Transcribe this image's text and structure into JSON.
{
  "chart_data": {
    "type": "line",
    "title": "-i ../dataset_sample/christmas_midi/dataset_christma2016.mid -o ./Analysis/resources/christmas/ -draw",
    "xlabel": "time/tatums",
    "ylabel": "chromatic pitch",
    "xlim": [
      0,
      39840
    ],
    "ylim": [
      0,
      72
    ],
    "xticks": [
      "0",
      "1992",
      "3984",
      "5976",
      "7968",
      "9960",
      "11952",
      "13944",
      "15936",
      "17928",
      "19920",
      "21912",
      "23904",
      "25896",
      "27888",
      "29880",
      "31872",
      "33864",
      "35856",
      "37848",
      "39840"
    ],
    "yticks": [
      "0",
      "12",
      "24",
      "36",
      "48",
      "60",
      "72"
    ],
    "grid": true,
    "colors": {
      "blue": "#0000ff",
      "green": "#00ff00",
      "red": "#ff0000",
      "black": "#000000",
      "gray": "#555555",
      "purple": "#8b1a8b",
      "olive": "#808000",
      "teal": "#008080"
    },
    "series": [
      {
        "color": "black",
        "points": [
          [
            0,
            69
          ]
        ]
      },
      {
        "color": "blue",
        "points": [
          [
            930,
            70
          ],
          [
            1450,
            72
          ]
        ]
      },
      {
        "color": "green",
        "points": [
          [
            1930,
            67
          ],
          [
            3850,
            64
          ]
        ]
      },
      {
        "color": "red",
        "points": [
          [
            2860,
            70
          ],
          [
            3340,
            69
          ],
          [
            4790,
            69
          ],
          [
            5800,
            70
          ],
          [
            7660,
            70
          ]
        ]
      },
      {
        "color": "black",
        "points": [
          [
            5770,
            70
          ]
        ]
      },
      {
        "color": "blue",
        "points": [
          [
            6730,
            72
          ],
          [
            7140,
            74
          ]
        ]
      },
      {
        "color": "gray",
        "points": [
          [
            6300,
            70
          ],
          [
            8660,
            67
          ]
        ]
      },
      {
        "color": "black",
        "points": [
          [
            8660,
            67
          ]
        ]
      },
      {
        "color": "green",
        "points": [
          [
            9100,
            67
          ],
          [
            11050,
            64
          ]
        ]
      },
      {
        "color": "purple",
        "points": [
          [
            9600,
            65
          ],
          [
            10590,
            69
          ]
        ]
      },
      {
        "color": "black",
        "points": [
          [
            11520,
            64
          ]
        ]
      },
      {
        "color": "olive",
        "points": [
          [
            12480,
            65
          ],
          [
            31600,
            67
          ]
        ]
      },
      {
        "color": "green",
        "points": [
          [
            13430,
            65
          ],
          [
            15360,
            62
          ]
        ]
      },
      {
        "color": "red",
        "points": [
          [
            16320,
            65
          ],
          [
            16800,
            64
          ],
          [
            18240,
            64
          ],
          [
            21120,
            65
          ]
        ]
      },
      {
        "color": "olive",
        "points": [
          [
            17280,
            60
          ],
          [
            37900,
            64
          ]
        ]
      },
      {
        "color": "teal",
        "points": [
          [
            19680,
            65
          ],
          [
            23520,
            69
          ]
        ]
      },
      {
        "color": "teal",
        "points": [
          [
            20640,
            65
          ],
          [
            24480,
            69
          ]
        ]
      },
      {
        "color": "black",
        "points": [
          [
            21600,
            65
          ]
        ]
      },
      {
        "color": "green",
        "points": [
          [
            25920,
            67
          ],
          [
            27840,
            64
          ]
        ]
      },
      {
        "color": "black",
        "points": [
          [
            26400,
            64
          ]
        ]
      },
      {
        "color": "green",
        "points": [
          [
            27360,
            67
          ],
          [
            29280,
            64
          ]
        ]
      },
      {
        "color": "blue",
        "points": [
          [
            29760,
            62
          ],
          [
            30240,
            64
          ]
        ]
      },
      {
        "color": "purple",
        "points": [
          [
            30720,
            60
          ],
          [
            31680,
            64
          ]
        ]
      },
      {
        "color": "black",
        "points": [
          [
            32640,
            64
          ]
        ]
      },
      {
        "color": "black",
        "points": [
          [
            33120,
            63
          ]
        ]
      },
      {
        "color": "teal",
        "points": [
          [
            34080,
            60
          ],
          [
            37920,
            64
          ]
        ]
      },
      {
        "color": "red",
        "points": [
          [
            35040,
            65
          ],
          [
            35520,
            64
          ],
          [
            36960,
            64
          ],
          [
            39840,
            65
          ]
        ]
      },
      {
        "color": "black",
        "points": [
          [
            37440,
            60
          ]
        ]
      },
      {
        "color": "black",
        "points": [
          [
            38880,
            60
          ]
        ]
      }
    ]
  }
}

::::

### [SHORT EXERCISE]
Give an exact repetition of all the material.

### [RESPONSE]
Transcribe this image's text and structure into JSON.
{
  "chart_data": {
    "type": "line",
    "title": "-i ../dataset_sample/christmas_midi/dataset_christma2016.mid -o ./Analysis/resources/christmas/ -draw",
    "xlabel": "time/tatums",
    "ylabel": "chromatic pitch",
    "xlim": [
      0,
      39840
    ],
    "ylim": [
      0,
      72
    ],
    "xticks": [
      "0",
      "1992",
      "3984",
      "5976",
      "7968",
      "9960",
      "11952",
      "13944",
      "15936",
      "17928",
      "19920",
      "21912",
      "23904",
      "25896",
      "27888",
      "29880",
      "31872",
      "33864",
      "35856",
      "37848",
      "39840"
    ],
    "yticks": [
      "0",
      "12",
      "24",
      "36",
      "48",
      "60",
      "72"
    ],
    "grid": true,
    "colors": {
      "blue": "#0000ff",
      "green": "#00ff00",
      "red": "#ff0000",
      "black": "#000000",
      "gray": "#555555",
      "purple": "#8b1a8b",
      "olive": "#808000",
      "teal": "#008080"
    },
    "series": [
      {
        "color": "black",
        "points": [
          [
            0,
            69
          ]
        ]
      },
      {
        "color": "blue",
        "points": [
          [
            930,
            70
          ],
          [
            1450,
            72
          ]
        ]
      },
      {
        "color": "green",
        "points": [
          [
            1930,
            67
          ],
          [
            3850,
            64
          ]
        ]
      },
      {
        "color": "red",
        "points": [
          [
            2860,
            70
          ],
          [
            3340,
            69
          ],
          [
            4790,
            69
          ],
          [
            5800,
            70
          ],
          [
            7660,
            70
          ]
        ]
      },
      {
        "color": "black",
        "points": [
          [
            5770,
            70
          ]
        ]
      },
      {
        "color": "blue",
        "points": [
          [
            6730,
            72
          ],
          [
            7140,
            74
          ]
        ]
      },
      {
        "color": "gray",
        "points": [
          [
            6300,
            70
          ],
          [
            8660,
            67
          ]
        ]
      },
      {
        "color": "black",
        "points": [
          [
            8660,
            67
          ]
        ]
      },
      {
        "color": "green",
        "points": [
          [
            9100,
            67
          ],
          [
            11050,
            64
          ]
        ]
      },
      {
        "color": "purple",
        "points": [
          [
            9600,
            65
          ],
          [
            10590,
            69
          ]
        ]
      },
      {
        "color": "black",
        "points": [
          [
            11520,
            64
          ]
        ]
      },
      {
        "color": "olive",
        "points": [
          [
            12480,
            65
          ],
          [
            31600,
            67
          ]
        ]
      },
      {
        "color": "green",
        "points": [
          [
            13430,
            65
          ],
          [
            15360,
            62
          ]
        ]
      },
      {
        "color": "red",
        "points": [
          [
            16320,
            65
          ],
          [
            16800,
            64
          ],
          [
            18240,
            64
          ],
          [
            21120,
            65
          ]
        ]
      },
      {
        "color": "olive",
        "points": [
          [
            17280,
            60
          ],
          [
            37900,
            64
          ]
        ]
      },
      {
        "color": "teal",
        "points": [
          [
            19680,
            65
          ],
          [
            23520,
            69
          ]
        ]
      },
      {
        "color": "teal",
        "points": [
          [
            20640,
            65
          ],
          [
            24480,
            69
          ]
        ]
      },
      {
        "color": "black",
        "points": [
          [
            21600,
            65
          ]
        ]
      },
      {
        "color": "green",
        "points": [
          [
            25920,
            67
          ],
          [
            27840,
            64
          ]
        ]
      },
      {
        "color": "black",
        "points": [
          [
            26400,
            64
          ]
        ]
      },
      {
        "color": "green",
        "points": [
          [
            27360,
            67
          ],
          [
            29280,
            64
          ]
        ]
      },
      {
        "color": "blue",
        "points": [
          [
            29760,
            62
          ],
          [
            30240,
            64
          ]
        ]
      },
      {
        "color": "purple",
        "points": [
          [
            30720,
            60
          ],
          [
            31680,
            64
          ]
        ]
      },
      {
        "color": "black",
        "points": [
          [
            32640,
            64
          ]
        ]
      },
      {
        "color": "black",
        "points": [
          [
            33120,
            63
          ]
        ]
      },
      {
        "color": "teal",
        "points": [
          [
            34080,
            60
          ],
          [
            37920,
            64
          ]
        ]
      },
      {
        "color": "red",
        "points": [
          [
            35040,
            65
          ],
          [
            35520,
            64
          ],
          [
            36960,
            64
          ],
          [
            39840,
            65
          ]
        ]
      },
      {
        "color": "black",
        "points": [
          [
            37440,
            60
          ]
        ]
      },
      {
        "color": "black",
        "points": [
          [
            38880,
            60
          ]
        ]
      }
    ]
  }
}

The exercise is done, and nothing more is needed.